*What needs to be done*
Search the data below for the string "TradingView". Extract every line that contains it.
++++++++++
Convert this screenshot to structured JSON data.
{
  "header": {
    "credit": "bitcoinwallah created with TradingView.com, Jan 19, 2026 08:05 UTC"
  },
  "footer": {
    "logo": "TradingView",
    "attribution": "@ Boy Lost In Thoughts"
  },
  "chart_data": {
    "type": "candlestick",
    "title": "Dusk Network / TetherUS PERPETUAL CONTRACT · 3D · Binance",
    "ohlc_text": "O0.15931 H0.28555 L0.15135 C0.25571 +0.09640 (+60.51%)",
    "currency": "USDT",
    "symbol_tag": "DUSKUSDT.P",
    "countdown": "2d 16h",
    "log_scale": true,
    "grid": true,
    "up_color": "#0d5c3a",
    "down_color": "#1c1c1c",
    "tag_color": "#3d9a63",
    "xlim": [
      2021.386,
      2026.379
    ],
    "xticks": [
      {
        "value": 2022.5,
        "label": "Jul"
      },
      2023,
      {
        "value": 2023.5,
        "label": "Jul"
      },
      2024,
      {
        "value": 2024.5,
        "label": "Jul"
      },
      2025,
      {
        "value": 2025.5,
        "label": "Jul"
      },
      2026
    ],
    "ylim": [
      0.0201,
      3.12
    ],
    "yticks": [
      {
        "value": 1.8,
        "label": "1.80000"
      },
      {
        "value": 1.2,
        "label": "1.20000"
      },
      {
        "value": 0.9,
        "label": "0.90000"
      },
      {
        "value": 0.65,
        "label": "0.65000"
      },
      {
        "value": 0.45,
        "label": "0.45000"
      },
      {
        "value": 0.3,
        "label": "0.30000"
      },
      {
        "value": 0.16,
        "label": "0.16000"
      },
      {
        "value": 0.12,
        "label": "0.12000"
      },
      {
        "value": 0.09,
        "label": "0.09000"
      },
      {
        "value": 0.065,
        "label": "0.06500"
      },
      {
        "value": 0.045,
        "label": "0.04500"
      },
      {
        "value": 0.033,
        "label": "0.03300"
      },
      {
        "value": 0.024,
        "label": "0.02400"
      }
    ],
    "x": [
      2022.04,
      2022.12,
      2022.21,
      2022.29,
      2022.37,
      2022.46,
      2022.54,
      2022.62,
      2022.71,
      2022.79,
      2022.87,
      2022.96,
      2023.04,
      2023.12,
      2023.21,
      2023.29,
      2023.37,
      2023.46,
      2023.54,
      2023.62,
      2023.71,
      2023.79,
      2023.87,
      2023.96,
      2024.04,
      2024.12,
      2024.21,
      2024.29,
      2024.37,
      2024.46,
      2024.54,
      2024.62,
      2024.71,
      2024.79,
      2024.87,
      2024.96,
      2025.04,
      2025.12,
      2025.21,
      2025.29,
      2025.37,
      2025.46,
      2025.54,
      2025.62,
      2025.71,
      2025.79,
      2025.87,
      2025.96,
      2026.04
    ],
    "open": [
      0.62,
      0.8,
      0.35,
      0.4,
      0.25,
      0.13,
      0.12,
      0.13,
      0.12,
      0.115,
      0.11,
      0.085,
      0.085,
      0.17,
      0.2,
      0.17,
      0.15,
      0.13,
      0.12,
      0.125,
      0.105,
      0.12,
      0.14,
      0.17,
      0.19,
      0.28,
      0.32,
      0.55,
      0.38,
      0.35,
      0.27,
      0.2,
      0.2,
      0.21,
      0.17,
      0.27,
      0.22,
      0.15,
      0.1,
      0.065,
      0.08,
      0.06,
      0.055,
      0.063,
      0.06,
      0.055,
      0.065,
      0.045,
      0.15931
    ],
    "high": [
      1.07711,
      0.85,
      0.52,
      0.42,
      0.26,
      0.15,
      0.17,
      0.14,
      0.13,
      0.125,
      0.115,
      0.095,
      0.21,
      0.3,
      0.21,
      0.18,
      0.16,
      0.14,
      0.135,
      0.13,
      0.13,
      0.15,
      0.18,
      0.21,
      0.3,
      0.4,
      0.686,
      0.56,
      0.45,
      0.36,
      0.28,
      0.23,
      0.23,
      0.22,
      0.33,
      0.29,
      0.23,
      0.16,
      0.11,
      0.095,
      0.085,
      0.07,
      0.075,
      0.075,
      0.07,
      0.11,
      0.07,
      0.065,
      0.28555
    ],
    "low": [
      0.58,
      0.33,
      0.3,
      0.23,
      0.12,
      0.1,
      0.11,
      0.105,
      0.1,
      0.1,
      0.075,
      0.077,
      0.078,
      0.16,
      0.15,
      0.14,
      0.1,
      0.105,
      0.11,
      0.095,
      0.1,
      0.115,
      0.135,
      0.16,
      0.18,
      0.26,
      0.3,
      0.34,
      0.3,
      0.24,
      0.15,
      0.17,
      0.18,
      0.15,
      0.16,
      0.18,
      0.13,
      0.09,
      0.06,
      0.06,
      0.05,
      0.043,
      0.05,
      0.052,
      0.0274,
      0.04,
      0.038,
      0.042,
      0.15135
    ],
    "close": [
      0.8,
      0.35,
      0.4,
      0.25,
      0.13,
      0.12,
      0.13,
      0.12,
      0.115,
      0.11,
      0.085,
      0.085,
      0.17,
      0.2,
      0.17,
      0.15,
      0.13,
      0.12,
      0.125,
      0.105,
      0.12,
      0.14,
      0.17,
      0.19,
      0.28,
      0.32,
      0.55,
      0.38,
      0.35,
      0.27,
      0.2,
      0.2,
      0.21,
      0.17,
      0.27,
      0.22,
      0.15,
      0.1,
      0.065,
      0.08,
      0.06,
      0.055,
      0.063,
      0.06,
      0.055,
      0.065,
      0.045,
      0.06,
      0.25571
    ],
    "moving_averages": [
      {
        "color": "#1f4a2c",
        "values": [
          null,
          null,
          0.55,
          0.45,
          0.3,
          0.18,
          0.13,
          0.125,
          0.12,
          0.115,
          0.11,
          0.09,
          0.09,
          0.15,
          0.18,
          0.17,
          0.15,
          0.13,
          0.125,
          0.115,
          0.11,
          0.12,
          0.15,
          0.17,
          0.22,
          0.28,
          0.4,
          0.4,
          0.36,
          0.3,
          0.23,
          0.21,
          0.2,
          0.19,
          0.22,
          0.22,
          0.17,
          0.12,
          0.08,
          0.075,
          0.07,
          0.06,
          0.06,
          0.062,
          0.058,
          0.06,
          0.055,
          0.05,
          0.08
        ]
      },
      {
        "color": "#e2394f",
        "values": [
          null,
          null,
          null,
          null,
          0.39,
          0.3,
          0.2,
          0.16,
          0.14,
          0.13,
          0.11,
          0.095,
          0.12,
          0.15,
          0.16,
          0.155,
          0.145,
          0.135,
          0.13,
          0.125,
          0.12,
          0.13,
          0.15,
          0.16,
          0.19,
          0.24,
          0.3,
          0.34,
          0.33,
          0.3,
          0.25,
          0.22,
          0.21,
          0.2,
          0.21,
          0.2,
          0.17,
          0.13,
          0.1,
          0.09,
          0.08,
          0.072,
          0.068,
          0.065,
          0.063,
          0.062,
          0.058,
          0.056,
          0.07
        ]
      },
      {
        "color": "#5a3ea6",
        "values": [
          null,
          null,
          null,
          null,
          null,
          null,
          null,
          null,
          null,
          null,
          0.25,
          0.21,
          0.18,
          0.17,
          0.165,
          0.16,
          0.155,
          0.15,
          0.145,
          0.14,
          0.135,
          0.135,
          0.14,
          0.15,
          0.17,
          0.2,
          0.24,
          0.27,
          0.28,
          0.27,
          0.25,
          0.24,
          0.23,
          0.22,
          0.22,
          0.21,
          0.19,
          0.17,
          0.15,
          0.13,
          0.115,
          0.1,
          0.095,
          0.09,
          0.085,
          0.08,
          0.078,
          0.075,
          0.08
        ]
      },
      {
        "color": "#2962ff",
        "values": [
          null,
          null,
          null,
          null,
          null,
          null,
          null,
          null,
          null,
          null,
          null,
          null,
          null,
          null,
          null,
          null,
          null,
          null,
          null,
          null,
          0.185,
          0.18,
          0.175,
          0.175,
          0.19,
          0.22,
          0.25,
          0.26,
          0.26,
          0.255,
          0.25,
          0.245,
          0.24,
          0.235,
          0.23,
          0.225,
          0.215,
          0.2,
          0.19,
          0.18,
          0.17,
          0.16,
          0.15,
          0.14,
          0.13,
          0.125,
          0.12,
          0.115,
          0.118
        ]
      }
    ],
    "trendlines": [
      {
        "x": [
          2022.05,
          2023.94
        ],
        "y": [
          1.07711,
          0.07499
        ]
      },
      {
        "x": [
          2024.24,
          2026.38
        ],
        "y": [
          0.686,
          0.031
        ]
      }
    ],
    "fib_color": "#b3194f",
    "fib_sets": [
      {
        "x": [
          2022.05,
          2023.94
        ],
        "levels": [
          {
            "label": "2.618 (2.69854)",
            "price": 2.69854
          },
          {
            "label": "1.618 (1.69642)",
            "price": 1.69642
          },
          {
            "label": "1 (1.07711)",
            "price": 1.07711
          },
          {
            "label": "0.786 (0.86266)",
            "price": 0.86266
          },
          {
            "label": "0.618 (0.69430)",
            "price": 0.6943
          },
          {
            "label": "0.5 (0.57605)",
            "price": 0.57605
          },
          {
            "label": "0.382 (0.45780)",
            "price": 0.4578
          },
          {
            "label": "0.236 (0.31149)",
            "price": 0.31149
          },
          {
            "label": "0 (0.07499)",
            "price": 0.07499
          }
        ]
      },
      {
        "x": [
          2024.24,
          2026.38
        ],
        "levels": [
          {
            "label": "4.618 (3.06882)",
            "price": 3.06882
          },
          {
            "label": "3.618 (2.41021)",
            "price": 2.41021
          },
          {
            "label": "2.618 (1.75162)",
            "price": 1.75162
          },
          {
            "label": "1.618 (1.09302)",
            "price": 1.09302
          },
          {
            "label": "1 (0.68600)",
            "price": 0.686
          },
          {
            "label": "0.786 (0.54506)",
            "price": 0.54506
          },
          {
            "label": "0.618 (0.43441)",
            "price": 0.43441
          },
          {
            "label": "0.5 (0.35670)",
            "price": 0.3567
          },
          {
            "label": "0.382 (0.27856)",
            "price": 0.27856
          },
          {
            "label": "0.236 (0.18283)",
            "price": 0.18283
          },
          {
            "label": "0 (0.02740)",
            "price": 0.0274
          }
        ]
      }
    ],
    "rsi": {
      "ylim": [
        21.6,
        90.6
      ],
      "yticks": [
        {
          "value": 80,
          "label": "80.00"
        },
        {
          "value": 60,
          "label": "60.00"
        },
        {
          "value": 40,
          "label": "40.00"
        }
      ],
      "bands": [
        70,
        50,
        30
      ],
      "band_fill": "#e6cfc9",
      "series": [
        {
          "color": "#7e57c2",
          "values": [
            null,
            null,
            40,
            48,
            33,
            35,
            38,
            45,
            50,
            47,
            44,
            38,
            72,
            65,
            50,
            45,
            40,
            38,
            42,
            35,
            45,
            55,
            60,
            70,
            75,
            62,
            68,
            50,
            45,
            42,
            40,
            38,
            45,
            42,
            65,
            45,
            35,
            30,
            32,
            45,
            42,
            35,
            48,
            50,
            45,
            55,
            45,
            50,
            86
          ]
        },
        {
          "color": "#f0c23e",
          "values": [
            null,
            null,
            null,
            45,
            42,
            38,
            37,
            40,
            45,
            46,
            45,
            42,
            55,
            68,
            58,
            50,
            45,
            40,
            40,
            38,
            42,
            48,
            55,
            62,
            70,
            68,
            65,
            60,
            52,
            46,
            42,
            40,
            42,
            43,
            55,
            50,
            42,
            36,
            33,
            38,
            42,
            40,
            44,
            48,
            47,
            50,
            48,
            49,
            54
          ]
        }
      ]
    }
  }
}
++++++++++
*Exercise response*
    "credit": "bitcoinwallah created with TradingView.com, Jan 19, 2026 08:05 UTC"
    "logo": "TradingView",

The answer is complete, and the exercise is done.